* Start Data shown *
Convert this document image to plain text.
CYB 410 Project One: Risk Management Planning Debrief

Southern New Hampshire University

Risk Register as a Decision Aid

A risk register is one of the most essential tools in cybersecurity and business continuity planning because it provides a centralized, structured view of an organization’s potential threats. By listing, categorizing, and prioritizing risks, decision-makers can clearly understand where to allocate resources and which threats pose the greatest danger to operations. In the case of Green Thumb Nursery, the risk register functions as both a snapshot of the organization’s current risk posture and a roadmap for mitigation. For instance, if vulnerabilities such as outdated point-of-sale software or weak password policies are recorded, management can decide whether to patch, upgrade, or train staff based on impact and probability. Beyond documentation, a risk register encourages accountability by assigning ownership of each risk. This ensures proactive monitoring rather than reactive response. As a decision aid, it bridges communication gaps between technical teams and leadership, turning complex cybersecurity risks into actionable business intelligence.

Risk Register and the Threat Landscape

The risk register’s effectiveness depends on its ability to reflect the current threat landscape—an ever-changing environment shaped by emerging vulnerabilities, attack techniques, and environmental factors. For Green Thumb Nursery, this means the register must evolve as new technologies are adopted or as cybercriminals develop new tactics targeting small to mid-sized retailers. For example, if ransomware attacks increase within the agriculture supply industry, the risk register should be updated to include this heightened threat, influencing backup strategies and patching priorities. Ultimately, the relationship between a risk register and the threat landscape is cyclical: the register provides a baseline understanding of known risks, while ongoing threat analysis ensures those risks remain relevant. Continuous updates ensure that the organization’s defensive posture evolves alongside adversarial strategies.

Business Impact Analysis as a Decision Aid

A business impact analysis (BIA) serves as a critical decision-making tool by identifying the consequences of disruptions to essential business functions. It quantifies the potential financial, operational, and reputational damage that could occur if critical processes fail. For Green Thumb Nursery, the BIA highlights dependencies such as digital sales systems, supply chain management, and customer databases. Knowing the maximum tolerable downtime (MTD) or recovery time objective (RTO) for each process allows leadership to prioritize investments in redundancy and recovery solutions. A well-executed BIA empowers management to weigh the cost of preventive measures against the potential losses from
* End Data shown *
* Start Data shown *
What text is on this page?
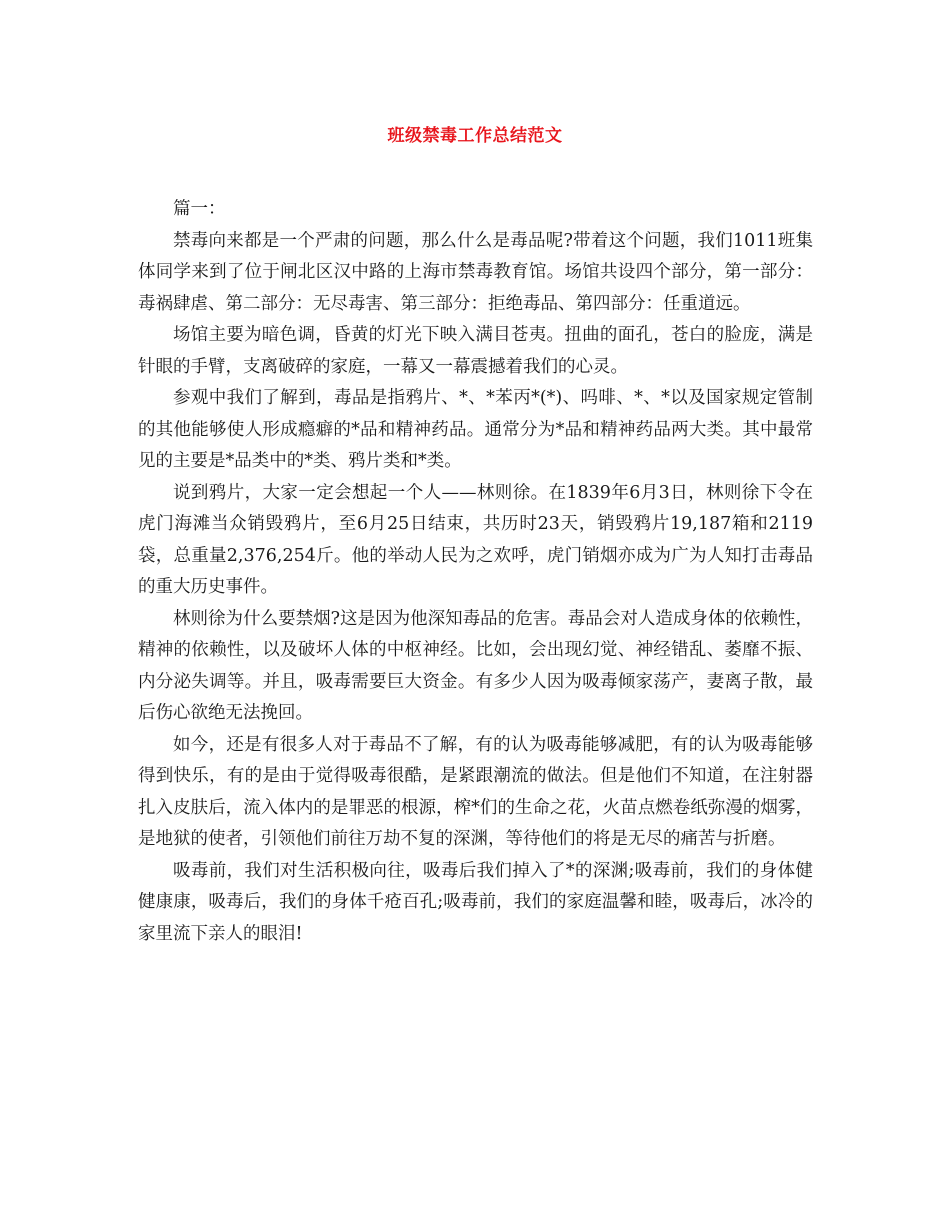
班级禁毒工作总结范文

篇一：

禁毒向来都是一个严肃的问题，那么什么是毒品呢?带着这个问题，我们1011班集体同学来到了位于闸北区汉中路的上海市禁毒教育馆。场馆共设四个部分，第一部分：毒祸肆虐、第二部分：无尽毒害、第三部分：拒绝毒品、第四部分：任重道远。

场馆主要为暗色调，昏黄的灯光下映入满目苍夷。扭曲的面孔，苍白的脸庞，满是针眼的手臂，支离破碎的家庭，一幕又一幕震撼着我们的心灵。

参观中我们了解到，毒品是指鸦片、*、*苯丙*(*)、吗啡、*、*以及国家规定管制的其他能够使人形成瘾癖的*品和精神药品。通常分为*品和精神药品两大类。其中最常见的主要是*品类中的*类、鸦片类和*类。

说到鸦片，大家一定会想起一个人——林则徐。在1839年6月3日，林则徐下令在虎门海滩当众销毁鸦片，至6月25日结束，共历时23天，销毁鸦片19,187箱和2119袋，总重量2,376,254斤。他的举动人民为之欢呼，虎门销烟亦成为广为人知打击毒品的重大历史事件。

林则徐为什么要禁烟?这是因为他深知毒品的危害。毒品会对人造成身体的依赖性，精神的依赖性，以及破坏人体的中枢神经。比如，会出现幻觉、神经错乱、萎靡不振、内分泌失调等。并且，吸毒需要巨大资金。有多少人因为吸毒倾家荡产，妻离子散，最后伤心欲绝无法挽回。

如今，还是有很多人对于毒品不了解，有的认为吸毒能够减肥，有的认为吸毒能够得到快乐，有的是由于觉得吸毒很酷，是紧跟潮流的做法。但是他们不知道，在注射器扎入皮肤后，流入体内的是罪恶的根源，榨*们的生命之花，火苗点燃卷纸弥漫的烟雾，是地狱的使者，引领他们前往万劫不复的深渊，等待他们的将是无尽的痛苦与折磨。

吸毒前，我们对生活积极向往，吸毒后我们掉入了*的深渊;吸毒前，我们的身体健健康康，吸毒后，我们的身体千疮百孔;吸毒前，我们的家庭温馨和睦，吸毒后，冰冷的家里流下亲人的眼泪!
* End Data shown *
Exercise brief:
Point out every line holding the string "text" and copy it.

Correct response:
Convert this document image to plain text.
What text is on this page?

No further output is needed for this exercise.